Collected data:
========================================
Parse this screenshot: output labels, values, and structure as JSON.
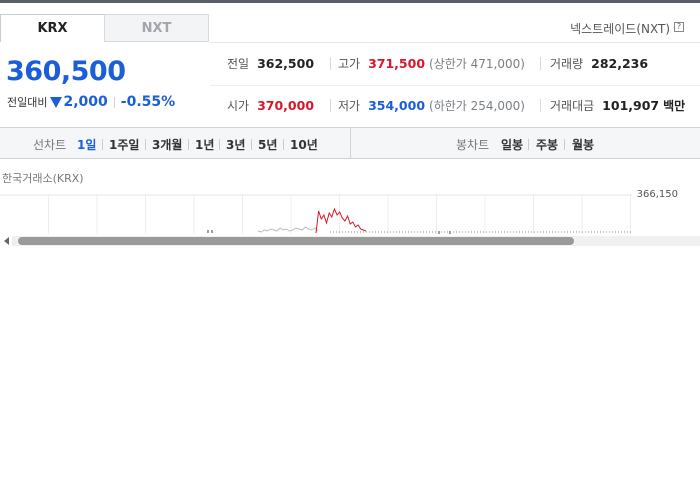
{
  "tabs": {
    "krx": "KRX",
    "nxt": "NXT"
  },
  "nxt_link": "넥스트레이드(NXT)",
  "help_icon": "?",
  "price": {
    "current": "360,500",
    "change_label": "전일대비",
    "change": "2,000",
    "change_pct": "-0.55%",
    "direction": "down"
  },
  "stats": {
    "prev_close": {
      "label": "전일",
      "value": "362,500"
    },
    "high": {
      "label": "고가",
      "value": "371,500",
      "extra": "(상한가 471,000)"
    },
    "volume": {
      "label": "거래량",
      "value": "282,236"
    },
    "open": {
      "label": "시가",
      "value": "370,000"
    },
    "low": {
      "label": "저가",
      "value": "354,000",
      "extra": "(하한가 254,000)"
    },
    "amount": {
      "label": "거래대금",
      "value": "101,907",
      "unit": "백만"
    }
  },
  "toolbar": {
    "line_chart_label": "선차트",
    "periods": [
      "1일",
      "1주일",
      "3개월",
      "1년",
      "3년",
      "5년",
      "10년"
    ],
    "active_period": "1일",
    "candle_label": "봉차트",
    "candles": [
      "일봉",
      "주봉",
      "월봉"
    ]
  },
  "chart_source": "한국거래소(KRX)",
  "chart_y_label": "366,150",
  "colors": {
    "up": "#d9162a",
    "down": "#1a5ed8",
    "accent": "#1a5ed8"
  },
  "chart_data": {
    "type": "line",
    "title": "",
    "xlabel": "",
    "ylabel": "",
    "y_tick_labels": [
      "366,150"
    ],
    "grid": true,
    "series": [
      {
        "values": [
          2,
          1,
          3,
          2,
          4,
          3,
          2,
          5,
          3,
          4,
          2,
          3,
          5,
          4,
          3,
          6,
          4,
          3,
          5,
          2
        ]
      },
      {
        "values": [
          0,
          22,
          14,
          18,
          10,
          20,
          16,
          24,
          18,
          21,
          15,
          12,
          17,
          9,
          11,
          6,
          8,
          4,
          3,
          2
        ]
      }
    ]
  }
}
========================================
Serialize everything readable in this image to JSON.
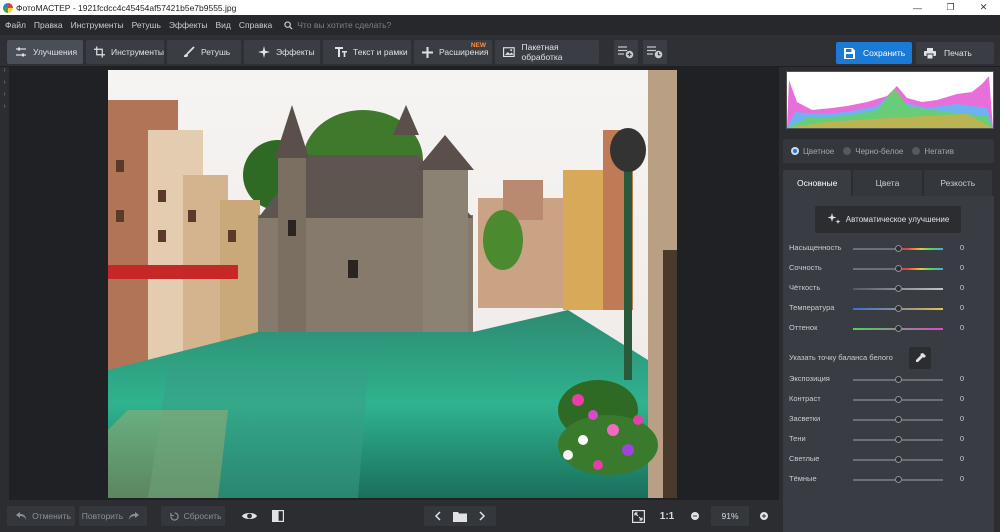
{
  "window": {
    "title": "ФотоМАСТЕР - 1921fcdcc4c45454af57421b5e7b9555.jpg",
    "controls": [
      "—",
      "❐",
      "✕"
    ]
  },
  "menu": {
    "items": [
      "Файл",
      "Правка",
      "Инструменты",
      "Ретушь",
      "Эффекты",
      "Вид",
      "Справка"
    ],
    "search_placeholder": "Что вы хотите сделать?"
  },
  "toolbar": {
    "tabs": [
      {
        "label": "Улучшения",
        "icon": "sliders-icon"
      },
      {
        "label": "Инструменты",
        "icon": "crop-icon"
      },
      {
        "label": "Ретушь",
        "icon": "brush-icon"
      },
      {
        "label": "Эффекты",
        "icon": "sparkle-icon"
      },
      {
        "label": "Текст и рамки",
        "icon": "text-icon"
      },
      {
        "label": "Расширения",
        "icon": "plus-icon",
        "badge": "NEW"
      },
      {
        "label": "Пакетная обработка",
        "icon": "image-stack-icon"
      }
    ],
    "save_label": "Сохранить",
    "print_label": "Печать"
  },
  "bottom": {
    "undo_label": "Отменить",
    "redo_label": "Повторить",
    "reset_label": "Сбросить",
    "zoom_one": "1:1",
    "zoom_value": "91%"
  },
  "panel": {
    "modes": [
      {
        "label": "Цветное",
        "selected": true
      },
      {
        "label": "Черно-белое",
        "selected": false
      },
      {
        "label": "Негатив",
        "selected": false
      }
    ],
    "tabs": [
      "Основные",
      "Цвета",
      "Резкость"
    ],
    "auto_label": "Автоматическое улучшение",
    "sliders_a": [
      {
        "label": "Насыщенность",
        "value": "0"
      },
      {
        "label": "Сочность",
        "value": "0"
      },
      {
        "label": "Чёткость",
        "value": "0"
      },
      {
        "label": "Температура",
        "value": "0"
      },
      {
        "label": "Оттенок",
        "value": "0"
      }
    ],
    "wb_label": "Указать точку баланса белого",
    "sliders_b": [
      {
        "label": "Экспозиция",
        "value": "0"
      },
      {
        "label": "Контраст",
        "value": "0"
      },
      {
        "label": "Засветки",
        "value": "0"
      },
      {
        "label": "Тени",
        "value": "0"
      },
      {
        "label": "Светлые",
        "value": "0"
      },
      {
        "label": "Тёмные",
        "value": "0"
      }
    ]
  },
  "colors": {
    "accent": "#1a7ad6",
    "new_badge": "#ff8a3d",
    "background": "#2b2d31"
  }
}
========================================
WHAT YOU ARE ASKED TO DO
Go through the material above and copy each line that has the word "this".

TASK OUTPUT
Parse this screenshot: output labels, values, and structure as JSON.
Serialize everything readable in this image to JSON.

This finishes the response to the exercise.